Skip the pictures and quote all of the lines exactly.
**** SUPPLIED DATA ****
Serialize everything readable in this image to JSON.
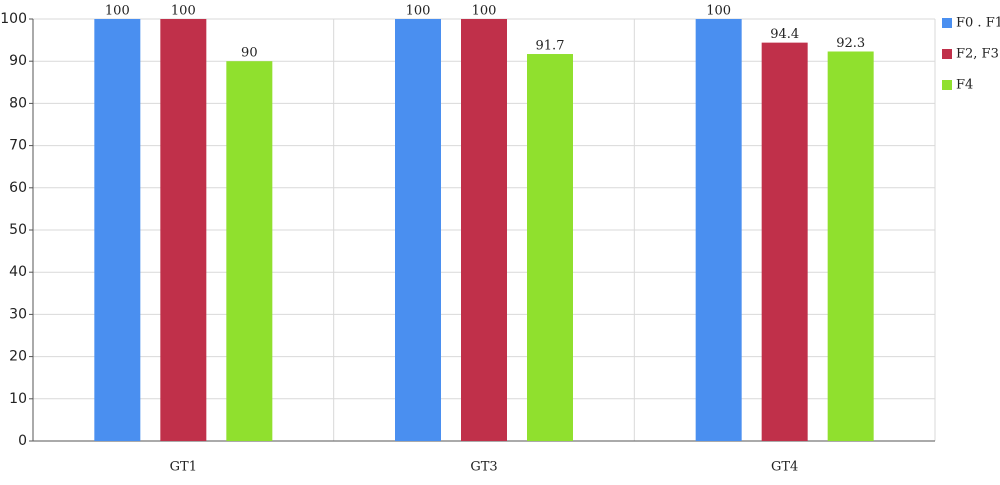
{
  "chart_data": {
    "type": "bar",
    "categories": [
      "GT1",
      "GT3",
      "GT4"
    ],
    "series": [
      {
        "name": "F0 . F1",
        "color": "#4a8ff0",
        "values": [
          100,
          100,
          100
        ]
      },
      {
        "name": "F2, F3",
        "color": "#c0304a",
        "values": [
          100,
          100,
          94.4
        ]
      },
      {
        "name": "F4",
        "color": "#90e02e",
        "values": [
          90,
          91.7,
          92.3
        ]
      }
    ],
    "ylim": [
      0,
      100
    ],
    "yticks": [
      0,
      10,
      20,
      30,
      40,
      50,
      60,
      70,
      80,
      90,
      100
    ],
    "grid": true,
    "legend": "top-right"
  }
}
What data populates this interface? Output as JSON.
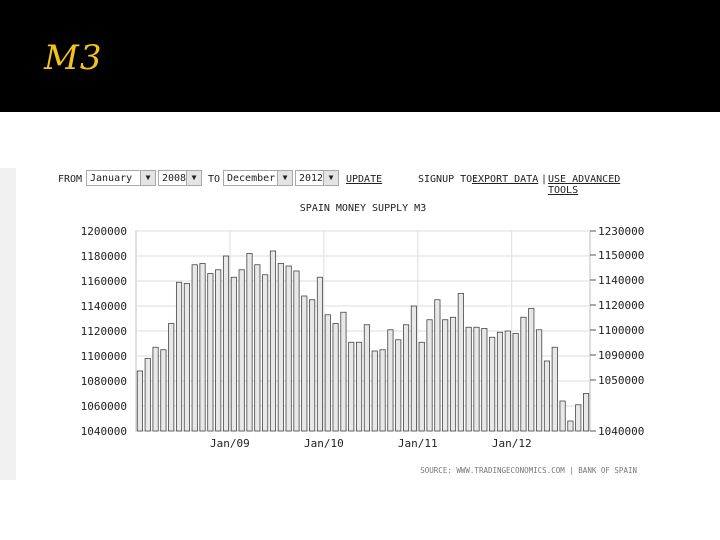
{
  "slide": {
    "title": "M3"
  },
  "controls": {
    "from_label": "FROM",
    "from_month": "January",
    "from_year": "2008",
    "to_label": "TO",
    "to_month": "December",
    "to_year": "2012",
    "update": "UPDATE",
    "signup": "SIGNUP TO:",
    "export": "EXPORT DATA",
    "separator": "|",
    "advanced": "USE ADVANCED TOOLS"
  },
  "chart_data": {
    "type": "bar",
    "title": "SPAIN MONEY SUPPLY M3",
    "source": "SOURCE: WWW.TRADINGECONOMICS.COM | BANK OF SPAIN",
    "xlabel": "",
    "ylabel": "",
    "ylim": [
      1040000,
      1200000
    ],
    "yticks": [
      "1200000",
      "1180000",
      "1160000",
      "1140000",
      "1120000",
      "1100000",
      "1080000",
      "1060000",
      "1040000"
    ],
    "y2lim": [
      1040000,
      1230000
    ],
    "y2ticks": [
      "1230000",
      "1150000",
      "1140000",
      "1120000",
      "1100000",
      "1090000",
      "1050000",
      "1040000"
    ],
    "xticks": [
      {
        "label": "Jan/09",
        "index": 12
      },
      {
        "label": "Jan/10",
        "index": 24
      },
      {
        "label": "Jan/11",
        "index": 36
      },
      {
        "label": "Jan/12",
        "index": 48
      }
    ],
    "grid": true,
    "bar_color": "#e8e8e8",
    "bar_stroke": "#444444",
    "values": [
      1088000,
      1098000,
      1107000,
      1105000,
      1126000,
      1159000,
      1158000,
      1173000,
      1174000,
      1166000,
      1169000,
      1180000,
      1163000,
      1169000,
      1182000,
      1173000,
      1165000,
      1184000,
      1174000,
      1172000,
      1168000,
      1148000,
      1145000,
      1163000,
      1133000,
      1126000,
      1135000,
      1111000,
      1111000,
      1125000,
      1104000,
      1105000,
      1121000,
      1113000,
      1125000,
      1140000,
      1111000,
      1129000,
      1145000,
      1129000,
      1131000,
      1150000,
      1123000,
      1123000,
      1122000,
      1115000,
      1119000,
      1120000,
      1118000,
      1131000,
      1138000,
      1121000,
      1096000,
      1107000,
      1064000,
      1048000,
      1061000,
      1070000
    ]
  }
}
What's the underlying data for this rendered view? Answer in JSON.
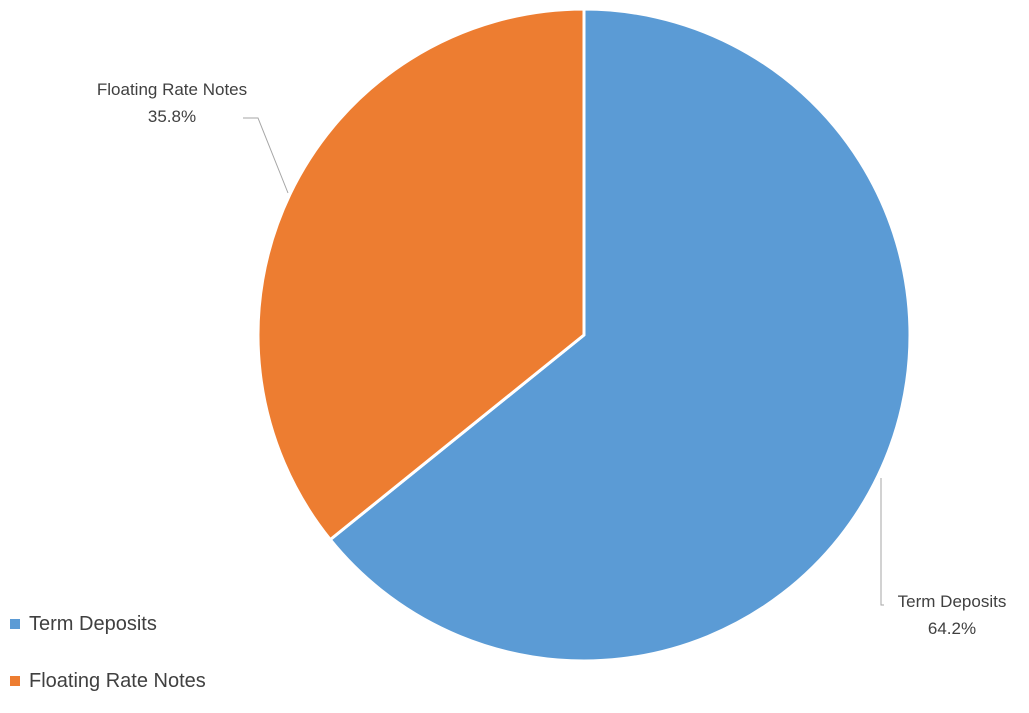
****
THE OUTPUT:
Serialize everything readable in this image to JSON.
{
  "chart_data": {
    "type": "bar",
    "categories": [
      "GT1",
      "GT3",
      "GT4"
    ],
    "series": [
      {
        "name": "F0 . F1",
        "color": "#4a8ff0",
        "values": [
          100,
          100,
          100
        ]
      },
      {
        "name": "F2, F3",
        "color": "#c0304a",
        "values": [
          100,
          100,
          94.4
        ]
      },
      {
        "name": "F4",
        "color": "#90e02e",
        "values": [
          90,
          91.7,
          92.3
        ]
      }
    ],
    "ylim": [
      0,
      100
    ],
    "yticks": [
      0,
      10,
      20,
      30,
      40,
      50,
      60,
      70,
      80,
      90,
      100
    ],
    "grid": true,
    "legend": "top-right"
  }
}
What data populates this interface? Output as JSON.
{
  "slide": {
    "title": "M3"
  },
  "controls": {
    "from_label": "FROM",
    "from_month": "January",
    "from_year": "2008",
    "to_label": "TO",
    "to_month": "December",
    "to_year": "2012",
    "update": "UPDATE",
    "signup": "SIGNUP TO:",
    "export": "EXPORT DATA",
    "separator": "|",
    "advanced": "USE ADVANCED TOOLS"
  },
  "chart_data": {
    "type": "bar",
    "title": "SPAIN MONEY SUPPLY M3",
    "source": "SOURCE: WWW.TRADINGECONOMICS.COM | BANK OF SPAIN",
    "xlabel": "",
    "ylabel": "",
    "ylim": [
      1040000,
      1200000
    ],
    "yticks": [
      "1200000",
      "1180000",
      "1160000",
      "1140000",
      "1120000",
      "1100000",
      "1080000",
      "1060000",
      "1040000"
    ],
    "y2lim": [
      1040000,
      1230000
    ],
    "y2ticks": [
      "1230000",
      "1150000",
      "1140000",
      "1120000",
      "1100000",
      "1090000",
      "1050000",
      "1040000"
    ],
    "xticks": [
      {
        "label": "Jan/09",
        "index": 12
      },
      {
        "label": "Jan/10",
        "index": 24
      },
      {
        "label": "Jan/11",
        "index": 36
      },
      {
        "label": "Jan/12",
        "index": 48
      }
    ],
    "grid": true,
    "bar_color": "#e8e8e8",
    "bar_stroke": "#444444",
    "values": [
      1088000,
      1098000,
      1107000,
      1105000,
      1126000,
      1159000,
      1158000,
      1173000,
      1174000,
      1166000,
      1169000,
      1180000,
      1163000,
      1169000,
      1182000,
      1173000,
      1165000,
      1184000,
      1174000,
      1172000,
      1168000,
      1148000,
      1145000,
      1163000,
      1133000,
      1126000,
      1135000,
      1111000,
      1111000,
      1125000,
      1104000,
      1105000,
      1121000,
      1113000,
      1125000,
      1140000,
      1111000,
      1129000,
      1145000,
      1129000,
      1131000,
      1150000,
      1123000,
      1123000,
      1122000,
      1115000,
      1119000,
      1120000,
      1118000,
      1131000,
      1138000,
      1121000,
      1096000,
      1107000,
      1064000,
      1048000,
      1061000,
      1070000
    ]
  }
}
What's the underlying data for this rendered view? Answer in JSON.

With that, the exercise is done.